> [Some records]
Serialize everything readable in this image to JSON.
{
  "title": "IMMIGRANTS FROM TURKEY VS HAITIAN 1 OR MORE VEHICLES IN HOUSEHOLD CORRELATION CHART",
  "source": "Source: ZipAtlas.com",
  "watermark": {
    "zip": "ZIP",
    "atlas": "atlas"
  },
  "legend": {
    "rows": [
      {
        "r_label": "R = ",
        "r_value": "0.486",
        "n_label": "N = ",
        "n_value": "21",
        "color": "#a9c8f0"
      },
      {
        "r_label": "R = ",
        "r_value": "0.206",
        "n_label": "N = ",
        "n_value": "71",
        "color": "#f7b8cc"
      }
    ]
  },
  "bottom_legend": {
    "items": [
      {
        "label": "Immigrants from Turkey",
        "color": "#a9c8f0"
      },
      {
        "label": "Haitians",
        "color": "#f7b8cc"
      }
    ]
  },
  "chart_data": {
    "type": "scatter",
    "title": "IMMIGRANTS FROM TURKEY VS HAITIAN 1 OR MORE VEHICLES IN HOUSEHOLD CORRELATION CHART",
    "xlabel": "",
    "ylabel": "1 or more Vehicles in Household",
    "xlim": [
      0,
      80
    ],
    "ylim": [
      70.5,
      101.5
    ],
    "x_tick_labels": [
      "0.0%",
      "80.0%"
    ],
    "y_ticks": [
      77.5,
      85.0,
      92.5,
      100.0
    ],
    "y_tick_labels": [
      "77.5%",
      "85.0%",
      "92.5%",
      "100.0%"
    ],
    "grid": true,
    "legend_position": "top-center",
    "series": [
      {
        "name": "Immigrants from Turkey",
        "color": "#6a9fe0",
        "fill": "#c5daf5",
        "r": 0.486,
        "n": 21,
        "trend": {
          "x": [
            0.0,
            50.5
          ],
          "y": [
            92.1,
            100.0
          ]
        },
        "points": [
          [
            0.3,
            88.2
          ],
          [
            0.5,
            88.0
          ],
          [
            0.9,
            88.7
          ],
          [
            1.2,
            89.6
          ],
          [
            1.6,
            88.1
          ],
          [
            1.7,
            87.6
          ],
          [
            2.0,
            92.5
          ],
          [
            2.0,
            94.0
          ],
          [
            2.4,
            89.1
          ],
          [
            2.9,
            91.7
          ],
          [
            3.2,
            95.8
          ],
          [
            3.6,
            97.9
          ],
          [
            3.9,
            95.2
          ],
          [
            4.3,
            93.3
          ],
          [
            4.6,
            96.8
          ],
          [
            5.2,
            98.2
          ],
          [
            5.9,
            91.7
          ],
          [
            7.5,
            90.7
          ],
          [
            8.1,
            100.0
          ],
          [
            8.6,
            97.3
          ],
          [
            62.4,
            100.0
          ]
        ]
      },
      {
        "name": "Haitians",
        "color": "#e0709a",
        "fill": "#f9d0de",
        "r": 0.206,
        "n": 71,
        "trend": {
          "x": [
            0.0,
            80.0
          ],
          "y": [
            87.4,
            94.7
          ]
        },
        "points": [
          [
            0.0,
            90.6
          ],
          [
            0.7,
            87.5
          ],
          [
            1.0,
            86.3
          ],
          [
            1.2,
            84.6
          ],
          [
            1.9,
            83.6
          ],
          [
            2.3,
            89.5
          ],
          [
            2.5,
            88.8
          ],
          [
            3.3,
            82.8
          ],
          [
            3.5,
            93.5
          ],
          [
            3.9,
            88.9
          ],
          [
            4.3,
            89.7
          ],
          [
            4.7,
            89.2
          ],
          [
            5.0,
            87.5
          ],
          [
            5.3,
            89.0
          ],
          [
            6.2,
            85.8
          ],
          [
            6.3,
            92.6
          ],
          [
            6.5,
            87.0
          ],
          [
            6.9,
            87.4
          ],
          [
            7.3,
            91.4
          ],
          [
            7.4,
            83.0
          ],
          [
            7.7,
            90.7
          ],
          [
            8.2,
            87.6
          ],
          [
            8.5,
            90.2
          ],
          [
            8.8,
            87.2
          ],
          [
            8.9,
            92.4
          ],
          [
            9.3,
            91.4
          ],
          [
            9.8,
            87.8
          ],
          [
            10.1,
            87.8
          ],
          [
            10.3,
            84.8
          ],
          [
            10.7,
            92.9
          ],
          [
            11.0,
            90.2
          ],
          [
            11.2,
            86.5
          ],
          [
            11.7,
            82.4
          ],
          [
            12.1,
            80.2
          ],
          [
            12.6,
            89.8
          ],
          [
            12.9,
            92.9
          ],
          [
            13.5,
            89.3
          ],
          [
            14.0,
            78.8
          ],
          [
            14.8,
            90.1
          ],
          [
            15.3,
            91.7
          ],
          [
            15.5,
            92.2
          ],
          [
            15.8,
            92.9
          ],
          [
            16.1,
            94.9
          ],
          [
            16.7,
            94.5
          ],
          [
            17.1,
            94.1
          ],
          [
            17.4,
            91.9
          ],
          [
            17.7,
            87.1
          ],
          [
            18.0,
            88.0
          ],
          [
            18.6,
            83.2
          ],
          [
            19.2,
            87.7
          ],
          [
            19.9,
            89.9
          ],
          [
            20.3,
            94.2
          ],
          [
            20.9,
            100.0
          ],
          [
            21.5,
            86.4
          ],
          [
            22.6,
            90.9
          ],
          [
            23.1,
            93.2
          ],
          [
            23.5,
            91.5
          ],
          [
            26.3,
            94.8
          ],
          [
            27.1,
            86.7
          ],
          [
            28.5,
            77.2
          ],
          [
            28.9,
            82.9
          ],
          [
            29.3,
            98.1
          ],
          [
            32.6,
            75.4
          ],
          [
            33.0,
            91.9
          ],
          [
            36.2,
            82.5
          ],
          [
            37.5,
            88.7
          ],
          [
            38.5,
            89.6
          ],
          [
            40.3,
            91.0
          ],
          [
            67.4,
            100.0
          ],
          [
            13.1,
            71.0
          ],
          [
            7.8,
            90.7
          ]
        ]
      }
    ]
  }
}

> [Exercise task]
From the data above, show each line that contains "CORRELATION".

> [Finished exercise]
  "title": "IMMIGRANTS FROM TURKEY VS HAITIAN 1 OR MORE VEHICLES IN HOUSEHOLD CORRELATION CHART",
    "title": "IMMIGRANTS FROM TURKEY VS HAITIAN 1 OR MORE VEHICLES IN HOUSEHOLD CORRELATION CHART",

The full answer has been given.